TAREFA - Segundo o texto fornecido, por que Ricardo Balestreri defende a PEC da Segurança Pública?

**** TEXTO FORNECIDO

Ricardo Balestreri: Oferecer alternativa. Não estou romantizando bandido. Mas se o menino de 15 anos não tem onde trabalhar e o crime oferece R$ 800 por semana, com “plano de carreira”, o que você acha que vai acontecer? Se não houver oportunidade, ele entra por necessidade e escolha. E o crime nunca acaba.

Blog do DK: O senhor também defende a PEC da Segurança Pública. Por quê?

Ricardo Balestreri: Porque ela propõe a unificação dos sistemas de inteligência. Mas alguns governadores fazem oposição politiqueira. Dizem que a União quer invadir competências dos estados. Isso é falso. A União coordena o pacto federativo. Goiás, por exemplo, não é uma república independente. É parte de um sistema.

Blog do DK: E quanto ao projeto antifacções?

Ricardo Balestreri: Vai na direção certa: agrava penas, permite infiltração, cria empresas fantasmas, bloqueia bens do crime. A direita sempre defendeu essas pautas. Mas agora que estão sendo propostas por um governo de centro-esquerda, preferem boicotar. Isso é colocar interesse político acima do interesse nacional.

Blog do DK: A segurança pública será pauta central nas eleições de 2026?

Ricardo Balestreri: Sem dúvida. Essa operação no Rio foi mais política do que de segurança. A extrema-direita precisa recuperar apoio popular. E sabe que segurança mobiliza. A população está tiranizada pelo crime, quer respostas. E vê na operação uma ação. Mas é ilusão. Nenhum dos alvos centrais foi preso. Só os soldados. Mas o governador sobe nas pesquisas.

********
**** DADOS

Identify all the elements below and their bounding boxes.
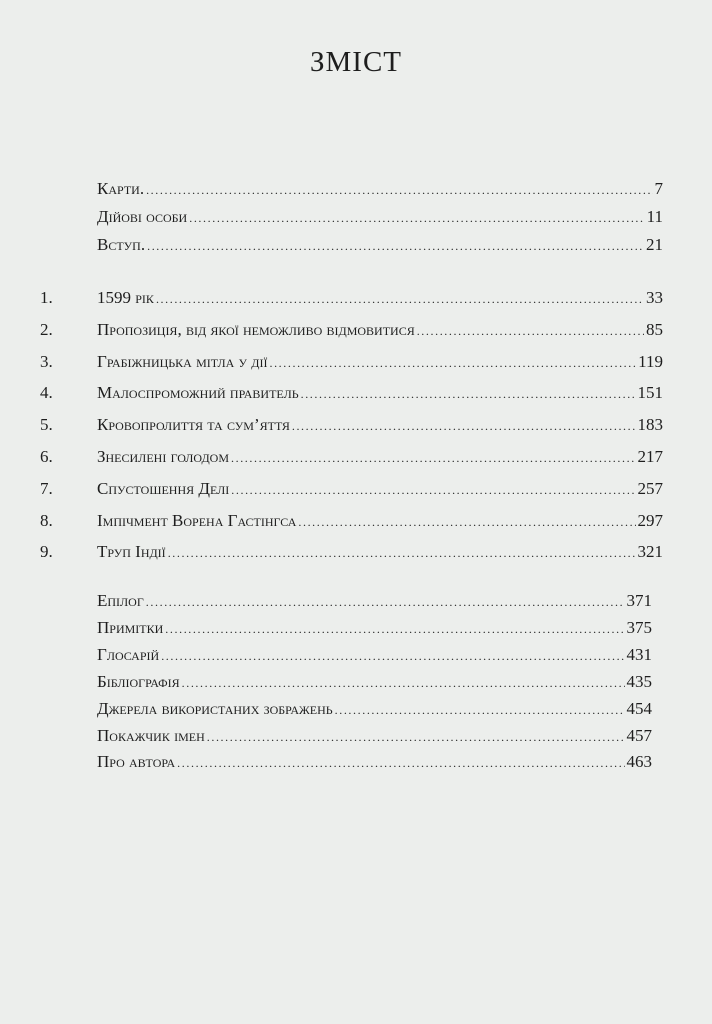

********

RESPOSTA ESPERADA - Porque ela propõe a unificação dos sistemas de inteligência.